━━━━━ Data section ━━━━━

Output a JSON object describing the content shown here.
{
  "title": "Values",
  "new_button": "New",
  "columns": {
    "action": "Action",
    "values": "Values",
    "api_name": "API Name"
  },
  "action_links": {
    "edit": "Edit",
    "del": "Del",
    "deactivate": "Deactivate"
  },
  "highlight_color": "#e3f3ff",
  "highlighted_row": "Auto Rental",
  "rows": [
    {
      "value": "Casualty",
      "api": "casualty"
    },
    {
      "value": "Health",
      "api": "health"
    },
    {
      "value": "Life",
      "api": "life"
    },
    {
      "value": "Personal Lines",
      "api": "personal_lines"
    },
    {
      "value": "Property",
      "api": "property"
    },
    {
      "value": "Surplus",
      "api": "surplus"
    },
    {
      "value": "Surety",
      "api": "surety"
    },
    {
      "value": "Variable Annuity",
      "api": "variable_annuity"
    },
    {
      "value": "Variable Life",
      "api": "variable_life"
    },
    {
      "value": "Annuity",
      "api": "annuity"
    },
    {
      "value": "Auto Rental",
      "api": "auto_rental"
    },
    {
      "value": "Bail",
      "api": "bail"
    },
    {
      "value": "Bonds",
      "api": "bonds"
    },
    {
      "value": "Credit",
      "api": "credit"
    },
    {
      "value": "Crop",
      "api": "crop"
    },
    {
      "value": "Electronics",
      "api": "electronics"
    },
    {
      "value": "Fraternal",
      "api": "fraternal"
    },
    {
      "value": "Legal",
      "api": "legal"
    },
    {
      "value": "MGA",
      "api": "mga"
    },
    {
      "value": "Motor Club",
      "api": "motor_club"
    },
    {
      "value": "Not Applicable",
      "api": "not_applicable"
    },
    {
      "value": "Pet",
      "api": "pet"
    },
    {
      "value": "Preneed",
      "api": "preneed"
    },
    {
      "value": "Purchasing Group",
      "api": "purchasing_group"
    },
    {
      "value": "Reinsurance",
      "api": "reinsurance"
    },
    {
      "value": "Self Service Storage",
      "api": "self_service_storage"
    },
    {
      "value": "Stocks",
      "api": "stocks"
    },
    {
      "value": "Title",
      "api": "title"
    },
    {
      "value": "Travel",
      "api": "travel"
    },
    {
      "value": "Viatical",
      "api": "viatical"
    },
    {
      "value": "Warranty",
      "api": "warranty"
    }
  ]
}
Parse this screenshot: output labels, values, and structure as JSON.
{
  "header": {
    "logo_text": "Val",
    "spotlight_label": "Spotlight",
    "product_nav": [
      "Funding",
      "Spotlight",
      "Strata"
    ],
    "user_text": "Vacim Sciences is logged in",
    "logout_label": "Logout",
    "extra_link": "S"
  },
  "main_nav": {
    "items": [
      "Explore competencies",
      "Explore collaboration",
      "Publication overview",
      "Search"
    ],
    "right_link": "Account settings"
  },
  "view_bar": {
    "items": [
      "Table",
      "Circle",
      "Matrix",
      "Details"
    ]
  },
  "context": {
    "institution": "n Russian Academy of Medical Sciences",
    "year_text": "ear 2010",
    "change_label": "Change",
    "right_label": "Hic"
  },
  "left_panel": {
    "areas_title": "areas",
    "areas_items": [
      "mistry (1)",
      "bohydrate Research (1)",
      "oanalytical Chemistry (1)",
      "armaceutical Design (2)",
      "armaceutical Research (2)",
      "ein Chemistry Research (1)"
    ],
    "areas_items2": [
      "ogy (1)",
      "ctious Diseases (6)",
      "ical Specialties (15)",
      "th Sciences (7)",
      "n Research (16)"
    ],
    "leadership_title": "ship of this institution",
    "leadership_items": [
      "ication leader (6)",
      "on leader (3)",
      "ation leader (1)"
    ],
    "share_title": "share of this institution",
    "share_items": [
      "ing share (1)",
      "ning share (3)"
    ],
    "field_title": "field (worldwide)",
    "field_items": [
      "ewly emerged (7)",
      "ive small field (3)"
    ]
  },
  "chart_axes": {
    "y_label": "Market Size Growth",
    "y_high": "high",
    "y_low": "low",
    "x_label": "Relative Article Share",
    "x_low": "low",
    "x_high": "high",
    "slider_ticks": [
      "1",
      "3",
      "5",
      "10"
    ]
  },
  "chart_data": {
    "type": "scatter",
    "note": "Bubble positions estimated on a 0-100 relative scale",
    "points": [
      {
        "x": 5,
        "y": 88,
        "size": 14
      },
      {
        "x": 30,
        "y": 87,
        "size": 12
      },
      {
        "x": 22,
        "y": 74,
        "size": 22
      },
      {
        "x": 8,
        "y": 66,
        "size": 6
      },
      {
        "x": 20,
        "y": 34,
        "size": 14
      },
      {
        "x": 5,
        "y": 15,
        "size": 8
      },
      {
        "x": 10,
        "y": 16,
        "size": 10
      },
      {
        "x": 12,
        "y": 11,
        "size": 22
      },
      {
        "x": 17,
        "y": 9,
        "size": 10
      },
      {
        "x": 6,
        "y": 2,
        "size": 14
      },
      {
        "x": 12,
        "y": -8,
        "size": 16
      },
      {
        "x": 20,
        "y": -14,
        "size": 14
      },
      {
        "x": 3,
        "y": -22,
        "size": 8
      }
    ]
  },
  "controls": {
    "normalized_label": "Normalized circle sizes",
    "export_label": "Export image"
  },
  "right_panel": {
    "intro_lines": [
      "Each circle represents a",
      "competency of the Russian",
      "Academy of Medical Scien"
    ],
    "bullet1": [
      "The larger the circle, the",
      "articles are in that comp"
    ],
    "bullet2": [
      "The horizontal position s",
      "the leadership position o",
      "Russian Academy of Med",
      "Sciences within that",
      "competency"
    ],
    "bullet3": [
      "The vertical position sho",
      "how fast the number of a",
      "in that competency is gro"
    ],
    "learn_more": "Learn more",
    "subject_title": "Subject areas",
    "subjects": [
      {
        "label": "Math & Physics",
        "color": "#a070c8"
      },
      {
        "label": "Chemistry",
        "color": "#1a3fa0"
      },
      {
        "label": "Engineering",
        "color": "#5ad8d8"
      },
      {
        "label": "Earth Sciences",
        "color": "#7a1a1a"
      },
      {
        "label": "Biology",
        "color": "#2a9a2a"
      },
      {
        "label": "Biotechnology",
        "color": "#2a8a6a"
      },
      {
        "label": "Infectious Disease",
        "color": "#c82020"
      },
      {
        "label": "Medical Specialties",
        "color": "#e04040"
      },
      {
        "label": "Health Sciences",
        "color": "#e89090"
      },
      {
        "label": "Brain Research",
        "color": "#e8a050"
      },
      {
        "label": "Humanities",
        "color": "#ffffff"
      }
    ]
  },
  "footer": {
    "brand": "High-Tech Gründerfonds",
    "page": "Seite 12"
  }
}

━━━━━

#### Work to be completed
Transcribe every entry exactly, omitting nothing.

#### Response to the task
Output a JSON object describing the content shown here.
{
  "title": "Values",
  "new_button": "New",
  "columns": {
    "action": "Action",
    "values": "Values",
    "api_name": "API Name"
  },
  "action_links": {
    "edit": "Edit",
    "del": "Del",
    "deactivate": "Deactivate"
  },
  "highlight_color": "#e3f3ff",
  "highlighted_row": "Auto Rental",
  "rows": [
    {
      "value": "Casualty",
      "api": "casualty"
    },
    {
      "value": "Health",
      "api": "health"
    },
    {
      "value": "Life",
      "api": "life"
    },
    {
      "value": "Personal Lines",
      "api": "personal_lines"
    },
    {
      "value": "Property",
      "api": "property"
    },
    {
      "value": "Surplus",
      "api": "surplus"
    },
    {
      "value": "Surety",
      "api": "surety"
    },
    {
      "value": "Variable Annuity",
      "api": "variable_annuity"
    },
    {
      "value": "Variable Life",
      "api": "variable_life"
    },
    {
      "value": "Annuity",
      "api": "annuity"
    },
    {
      "value": "Auto Rental",
      "api": "auto_rental"
    },
    {
      "value": "Bail",
      "api": "bail"
    },
    {
      "value": "Bonds",
      "api": "bonds"
    },
    {
      "value": "Credit",
      "api": "credit"
    },
    {
      "value": "Crop",
      "api": "crop"
    },
    {
      "value": "Electronics",
      "api": "electronics"
    },
    {
      "value": "Fraternal",
      "api": "fraternal"
    },
    {
      "value": "Legal",
      "api": "legal"
    },
    {
      "value": "MGA",
      "api": "mga"
    },
    {
      "value": "Motor Club",
      "api": "motor_club"
    },
    {
      "value": "Not Applicable",
      "api": "not_applicable"
    },
    {
      "value": "Pet",
      "api": "pet"
    },
    {
      "value": "Preneed",
      "api": "preneed"
    },
    {
      "value": "Purchasing Group",
      "api": "purchasing_group"
    },
    {
      "value": "Reinsurance",
      "api": "reinsurance"
    },
    {
      "value": "Self Service Storage",
      "api": "self_service_storage"
    },
    {
      "value": "Stocks",
      "api": "stocks"
    },
    {
      "value": "Title",
      "api": "title"
    },
    {
      "value": "Travel",
      "api": "travel"
    },
    {
      "value": "Viatical",
      "api": "viatical"
    },
    {
      "value": "Warranty",
      "api": "warranty"
    }
  ]
}
Parse this screenshot: output labels, values, and structure as JSON.
{
  "header": {
    "logo_text": "Val",
    "spotlight_label": "Spotlight",
    "product_nav": [
      "Funding",
      "Spotlight",
      "Strata"
    ],
    "user_text": "Vacim Sciences is logged in",
    "logout_label": "Logout",
    "extra_link": "S"
  },
  "main_nav": {
    "items": [
      "Explore competencies",
      "Explore collaboration",
      "Publication overview",
      "Search"
    ],
    "right_link": "Account settings"
  },
  "view_bar": {
    "items": [
      "Table",
      "Circle",
      "Matrix",
      "Details"
    ]
  },
  "context": {
    "institution": "n Russian Academy of Medical Sciences",
    "year_text": "ear 2010",
    "change_label": "Change",
    "right_label": "Hic"
  },
  "left_panel": {
    "areas_title": "areas",
    "areas_items": [
      "mistry (1)",
      "bohydrate Research (1)",
      "oanalytical Chemistry (1)",
      "armaceutical Design (2)",
      "armaceutical Research (2)",
      "ein Chemistry Research (1)"
    ],
    "areas_items2": [
      "ogy (1)",
      "ctious Diseases (6)",
      "ical Specialties (15)",
      "th Sciences (7)",
      "n Research (16)"
    ],
    "leadership_title": "ship of this institution",
    "leadership_items": [
      "ication leader (6)",
      "on leader (3)",
      "ation leader (1)"
    ],
    "share_title": "share of this institution",
    "share_items": [
      "ing share (1)",
      "ning share (3)"
    ],
    "field_title": "field (worldwide)",
    "field_items": [
      "ewly emerged (7)",
      "ive small field (3)"
    ]
  },
  "chart_axes": {
    "y_label": "Market Size Growth",
    "y_high": "high",
    "y_low": "low",
    "x_label": "Relative Article Share",
    "x_low": "low",
    "x_high": "high",
    "slider_ticks": [
      "1",
      "3",
      "5",
      "10"
    ]
  },
  "chart_data": {
    "type": "scatter",
    "note": "Bubble positions estimated on a 0-100 relative scale",
    "points": [
      {
        "x": 5,
        "y": 88,
        "size": 14
      },
      {
        "x": 30,
        "y": 87,
        "size": 12
      },
      {
        "x": 22,
        "y": 74,
        "size": 22
      },
      {
        "x": 8,
        "y": 66,
        "size": 6
      },
      {
        "x": 20,
        "y": 34,
        "size": 14
      },
      {
        "x": 5,
        "y": 15,
        "size": 8
      },
      {
        "x": 10,
        "y": 16,
        "size": 10
      },
      {
        "x": 12,
        "y": 11,
        "size": 22
      },
      {
        "x": 17,
        "y": 9,
        "size": 10
      },
      {
        "x": 6,
        "y": 2,
        "size": 14
      },
      {
        "x": 12,
        "y": -8,
        "size": 16
      },
      {
        "x": 20,
        "y": -14,
        "size": 14
      },
      {
        "x": 3,
        "y": -22,
        "size": 8
      }
    ]
  },
  "controls": {
    "normalized_label": "Normalized circle sizes",
    "export_label": "Export image"
  },
  "right_panel": {
    "intro_lines": [
      "Each circle represents a",
      "competency of the Russian",
      "Academy of Medical Scien"
    ],
    "bullet1": [
      "The larger the circle, the",
      "articles are in that comp"
    ],
    "bullet2": [
      "The horizontal position s",
      "the leadership position o",
      "Russian Academy of Med",
      "Sciences within that",
      "competency"
    ],
    "bullet3": [
      "The vertical position sho",
      "how fast the number of a",
      "in that competency is gro"
    ],
    "learn_more": "Learn more",
    "subject_title": "Subject areas",
    "subjects": [
      {
        "label": "Math & Physics",
        "color": "#a070c8"
      },
      {
        "label": "Chemistry",
        "color": "#1a3fa0"
      },
      {
        "label": "Engineering",
        "color": "#5ad8d8"
      },
      {
        "label": "Earth Sciences",
        "color": "#7a1a1a"
      },
      {
        "label": "Biology",
        "color": "#2a9a2a"
      },
      {
        "label": "Biotechnology",
        "color": "#2a8a6a"
      },
      {
        "label": "Infectious Disease",
        "color": "#c82020"
      },
      {
        "label": "Medical Specialties",
        "color": "#e04040"
      },
      {
        "label": "Health Sciences",
        "color": "#e89090"
      },
      {
        "label": "Brain Research",
        "color": "#e8a050"
      },
      {
        "label": "Humanities",
        "color": "#ffffff"
      }
    ]
  },
  "footer": {
    "brand": "High-Tech Gründerfonds",
    "page": "Seite 12"
  }
}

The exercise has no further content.